— start SUPPLIED PASSAGE —

Oil markets brush off OPEC's big cut
Investors are unimpressed despite cartel's massive production cuts, sending oil below $40 (U.S.) for first time in five years
SHAWN MCCARTHY
GLOBAL ENERGY REPORTER
December 18, 2008
OTTAWA -- Oil markets gave a sharply negative review yesterday to OPEC's decision to slash production by a further 2.2 million barrels a day, as crude prices fell below $40 (U.S.) a barrel for the first time in more than five years.
At a meeting in Algeria, ministers from the Organization of Petroleum Exporting Countries agreed to cut supplies by a total of 4.2 million barrels a day below September levels. The cartel had already agreed to rein in production by two million barrels at two separate meetings this fall.
However, traders responded to the largest OPEC cut yet by driving down the price of crude, and analysts said the action was too little, too late to prevent a further erosion in oil prices early next year.
"Markets are saying, it's not enough, it's insufficient" said Dina Cover, commodity economist with the Toronto-Dominion Bank.
Pointing to the prospect of an actual drop in oil demand next year, Ms. Cover recently forecast oil prices to slump to as low as $25 (U.S.) a barrel, and to average $30 (U.S.) in the second quarter of next year.
And OPEC's new production targets don't change that view, she said yesterday.
"We expect demand to fall a lot further and OPEC will probably have to cut again."
In New York yesterday, the price of light, sweet crude fell 8 per cent or $3.54 (U.S.) a barrel to $40.06, after trading as low as $39.88.
In their communiqué, OPEC ministers said that, "if unchecked, prices could fall to levels which would place at jeopardy the investments required to guarantee adequate energy supplies in the medium-to-long term."
Traders remain skeptical that OPEC will actually meet its targeted, 4.2-million-barrel reduction, said David Kirsch, energy analyst with PFC Energy.
The cartel has not fully implemented the two-million-barrel cut announced in two stages this fall, and gave little indication of how individual members are expected to comply with the latest round.
"OPEC has got its work cut out for it, and there is very much a question of OPEC's ability to carry through on its agreement," Mr. Kirsch said.
The cartel called on non-OPEC producers to help maintain the stability of global oil markets by reining in production. Several countries, including Russia, Azerbaijan and Syria sent observers to the meeting, but made no commitment to impose cuts.

— end SUPPLIED PASSAGE —

EXERCISE REQUIREMENTS »
1: Condense the paragraph of the OPEC article that begins "At a meeting in Algeria" into a short bulleted list that keeps its main facts.
2: Using the OPEC article, decide whether each statement agrees with it: (a) OPEC's latest decision reduced production by a further 2.2 million barrels a day. (b) Russia committed to cutting its own production. (c) Light, sweet crude in New York traded as low as $39.88. Answer yes or no for each, quoting the words from the article that settle it.
3: Extend the article about OPEC's production cut, picking up after its final sentence.

— start DATASET ENTRIES —

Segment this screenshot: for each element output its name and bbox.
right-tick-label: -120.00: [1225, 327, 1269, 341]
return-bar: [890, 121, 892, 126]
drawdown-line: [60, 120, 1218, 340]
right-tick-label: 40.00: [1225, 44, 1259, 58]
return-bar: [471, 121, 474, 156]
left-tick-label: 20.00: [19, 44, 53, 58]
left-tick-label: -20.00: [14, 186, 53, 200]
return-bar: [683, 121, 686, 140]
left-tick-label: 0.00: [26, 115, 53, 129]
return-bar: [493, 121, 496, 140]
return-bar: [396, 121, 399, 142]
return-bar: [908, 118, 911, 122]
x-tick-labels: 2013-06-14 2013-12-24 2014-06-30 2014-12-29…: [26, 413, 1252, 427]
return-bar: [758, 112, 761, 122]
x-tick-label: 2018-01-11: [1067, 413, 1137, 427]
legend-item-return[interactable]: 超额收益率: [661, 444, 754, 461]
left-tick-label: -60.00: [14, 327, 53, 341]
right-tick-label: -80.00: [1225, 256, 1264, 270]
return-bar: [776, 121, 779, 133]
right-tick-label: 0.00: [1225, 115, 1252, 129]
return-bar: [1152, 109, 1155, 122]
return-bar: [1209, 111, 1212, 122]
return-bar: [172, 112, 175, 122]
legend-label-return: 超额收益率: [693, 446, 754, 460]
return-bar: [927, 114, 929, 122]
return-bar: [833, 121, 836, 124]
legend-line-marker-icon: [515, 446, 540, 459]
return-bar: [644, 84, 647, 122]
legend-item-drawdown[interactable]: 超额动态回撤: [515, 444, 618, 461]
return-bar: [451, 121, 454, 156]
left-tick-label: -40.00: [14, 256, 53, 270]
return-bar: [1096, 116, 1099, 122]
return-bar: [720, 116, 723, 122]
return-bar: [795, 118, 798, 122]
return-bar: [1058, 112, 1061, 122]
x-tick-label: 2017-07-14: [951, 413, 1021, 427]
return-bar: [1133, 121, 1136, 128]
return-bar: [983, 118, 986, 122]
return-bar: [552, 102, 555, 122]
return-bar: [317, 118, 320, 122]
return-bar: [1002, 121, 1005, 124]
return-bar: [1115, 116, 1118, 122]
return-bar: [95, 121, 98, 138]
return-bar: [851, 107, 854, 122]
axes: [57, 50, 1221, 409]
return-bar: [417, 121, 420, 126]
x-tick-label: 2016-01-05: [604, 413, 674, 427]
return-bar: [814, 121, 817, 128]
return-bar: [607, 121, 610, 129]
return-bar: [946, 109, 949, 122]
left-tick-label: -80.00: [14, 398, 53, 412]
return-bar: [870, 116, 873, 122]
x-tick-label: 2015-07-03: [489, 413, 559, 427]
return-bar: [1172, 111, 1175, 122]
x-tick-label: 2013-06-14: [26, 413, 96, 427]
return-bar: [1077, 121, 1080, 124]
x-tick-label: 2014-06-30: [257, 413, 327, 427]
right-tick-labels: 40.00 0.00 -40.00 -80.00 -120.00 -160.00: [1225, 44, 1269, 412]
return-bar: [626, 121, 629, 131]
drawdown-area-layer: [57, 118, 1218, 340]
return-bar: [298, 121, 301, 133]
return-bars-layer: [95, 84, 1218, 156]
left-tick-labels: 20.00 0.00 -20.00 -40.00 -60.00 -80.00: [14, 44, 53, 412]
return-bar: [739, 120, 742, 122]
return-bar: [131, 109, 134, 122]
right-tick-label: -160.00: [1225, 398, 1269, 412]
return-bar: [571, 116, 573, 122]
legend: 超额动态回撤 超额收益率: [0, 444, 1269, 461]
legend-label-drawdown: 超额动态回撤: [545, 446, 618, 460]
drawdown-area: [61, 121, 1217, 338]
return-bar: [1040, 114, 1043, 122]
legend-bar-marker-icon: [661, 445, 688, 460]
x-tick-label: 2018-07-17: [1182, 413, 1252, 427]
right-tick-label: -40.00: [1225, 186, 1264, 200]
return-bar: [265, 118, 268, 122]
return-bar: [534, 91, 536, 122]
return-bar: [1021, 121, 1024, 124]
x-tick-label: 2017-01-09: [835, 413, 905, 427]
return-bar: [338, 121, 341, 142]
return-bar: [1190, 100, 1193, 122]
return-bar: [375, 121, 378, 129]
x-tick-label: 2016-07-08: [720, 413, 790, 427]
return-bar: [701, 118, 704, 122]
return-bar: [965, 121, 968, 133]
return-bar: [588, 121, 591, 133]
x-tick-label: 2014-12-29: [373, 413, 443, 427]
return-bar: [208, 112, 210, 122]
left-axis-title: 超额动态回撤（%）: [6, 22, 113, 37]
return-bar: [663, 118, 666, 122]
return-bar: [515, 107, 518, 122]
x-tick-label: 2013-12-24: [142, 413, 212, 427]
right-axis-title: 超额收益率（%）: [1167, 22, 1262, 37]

— end DATASET ENTRIES —

RESULTS FOR EACH TASK »
1:
- OPEC ministers met in Algeria.
- They agreed to cut supplies by a total of 4.2 million barrels a day below September levels.
- Two million barrels of that had already been agreed at two separate meetings this fall.

2:
(a) Yes: "slash production by a further 2.2 million barrels a day"
(b) No: "Several countries, including Russia, Azerbaijan and Syria sent observers to the meeting, but made no commitment to impose cuts."
(c) Yes: "after trading as low as $39.88"

3:
Russian Deputy Prime Minister Igor Sechin instead told the meeting that Russian producers had already cut production this fall and would do so again if market conditions warranted.
It would have been helpful in the communiqué if Russia had come out and indicated it would cut production," Mr. Kirsch said.
"But [Mr.] Sechin's statement merely reflected what the markets already knew," he said. "If oil prices remain at low levels - and more importantly, if the financial straits that a lot of Russian oil companies find themselves don't ease soon - Russian output is going to fall a further 300,000 to 500,000 barrels a day."
Saudi Arabia has once again emerged as the key producer that must adjust its volumes to market conditions. Last spring, when prices were climbing to record levels, the Saudis faced considerable pressure from oil-consuming nations to boost production.
And now, it will be up to the world's largest exporter to absorb much of the production cuts. The alternative is to allow prices to slump even further than currently projected, forcing higher-cost producers, including those in Canada's oil sands, to reduce output and scale back investment.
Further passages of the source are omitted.